## Items
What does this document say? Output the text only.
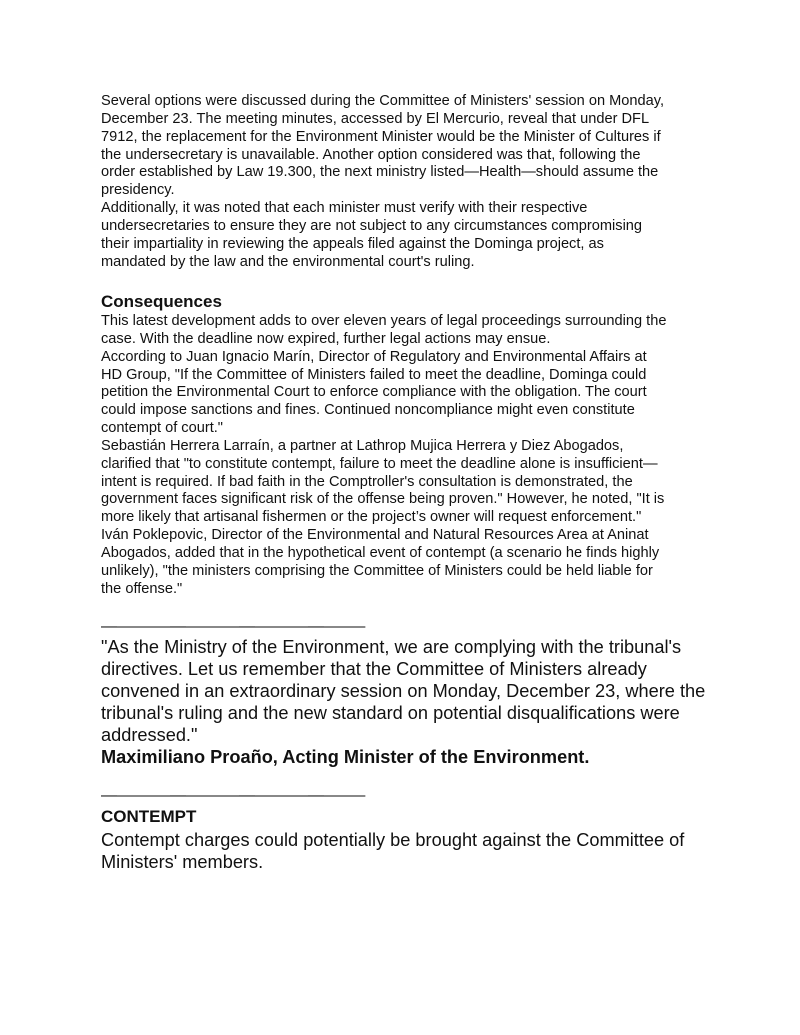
Several options were discussed during the Committee of Ministers' session on Monday,
December 23. The meeting minutes, accessed by El Mercurio, reveal that under DFL
7912, the replacement for the Environment Minister would be the Minister of Cultures if
the undersecretary is unavailable. Another option considered was that, following the
order established by Law 19.300, the next ministry listed—Health—should assume the
presidency.
Additionally, it was noted that each minister must verify with their respective
undersecretaries to ensure they are not subject to any circumstances compromising
their impartiality in reviewing the appeals filed against the Dominga project, as
mandated by the law and the environmental court's ruling.
Consequences
This latest development adds to over eleven years of legal proceedings surrounding the
case. With the deadline now expired, further legal actions may ensue.
According to Juan Ignacio Marín, Director of Regulatory and Environmental Affairs at
HD Group, "If the Committee of Ministers failed to meet the deadline, Dominga could
petition the Environmental Court to enforce compliance with the obligation. The court
could impose sanctions and fines. Continued noncompliance might even constitute
contempt of court."
Sebastián Herrera Larraín, a partner at Lathrop Mujica Herrera y Diez Abogados,
clarified that "to constitute contempt, failure to meet the deadline alone is insufficient—
intent is required. If bad faith in the Comptroller's consultation is demonstrated, the
government faces significant risk of the offense being proven." However, he noted, "It is
more likely that artisanal fishermen or the project’s owner will request enforcement."
Iván Poklepovic, Director of the Environmental and Natural Resources Area at Aninat
Abogados, added that in the hypothetical event of contempt (a scenario he finds highly
unlikely), "the ministers comprising the Committee of Ministers could be held liable for
the offense."
———————————————————
"As the Ministry of the Environment, we are complying with the tribunal's
directives. Let us remember that the Committee of Ministers already
convened in an extraordinary session on Monday, December 23, where the
tribunal's ruling and the new standard on potential disqualifications were
addressed."
Maximiliano Proaño, Acting Minister of the Environment.
———————————————————
CONTEMPT
Contempt charges could potentially be brought against the Committee of
Ministers' members.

## What is required
Retype all of the entries exactly as written, leaving out any images.

## Exercise answer
What does this document say? Output the text only.
Several options were discussed during the Committee of Ministers' session on Monday,
December 23. The meeting minutes, accessed by El Mercurio, reveal that under DFL
7912, the replacement for the Environment Minister would be the Minister of Cultures if
the undersecretary is unavailable. Another option considered was that, following the
order established by Law 19.300, the next ministry listed—Health—should assume the
presidency.
Additionally, it was noted that each minister must verify with their respective
undersecretaries to ensure they are not subject to any circumstances compromising
their impartiality in reviewing the appeals filed against the Dominga project, as
mandated by the law and the environmental court's ruling.
Consequences
This latest development adds to over eleven years of legal proceedings surrounding the
case. With the deadline now expired, further legal actions may ensue.
According to Juan Ignacio Marín, Director of Regulatory and Environmental Affairs at
HD Group, "If the Committee of Ministers failed to meet the deadline, Dominga could
petition the Environmental Court to enforce compliance with the obligation. The court
could impose sanctions and fines. Continued noncompliance might even constitute
contempt of court."
Sebastián Herrera Larraín, a partner at Lathrop Mujica Herrera y Diez Abogados,
clarified that "to constitute contempt, failure to meet the deadline alone is insufficient—
intent is required. If bad faith in the Comptroller's consultation is demonstrated, the
government faces significant risk of the offense being proven." However, he noted, "It is
more likely that artisanal fishermen or the project’s owner will request enforcement."
Iván Poklepovic, Director of the Environmental and Natural Resources Area at Aninat
Abogados, added that in the hypothetical event of contempt (a scenario he finds highly
unlikely), "the ministers comprising the Committee of Ministers could be held liable for
the offense."
———————————————————
"As the Ministry of the Environment, we are complying with the tribunal's
directives. Let us remember that the Committee of Ministers already
convened in an extraordinary session on Monday, December 23, where the
tribunal's ruling and the new standard on potential disqualifications were
addressed."
Maximiliano Proaño, Acting Minister of the Environment.
———————————————————
CONTEMPT
Contempt charges could potentially be brought against the Committee of
Ministers' members.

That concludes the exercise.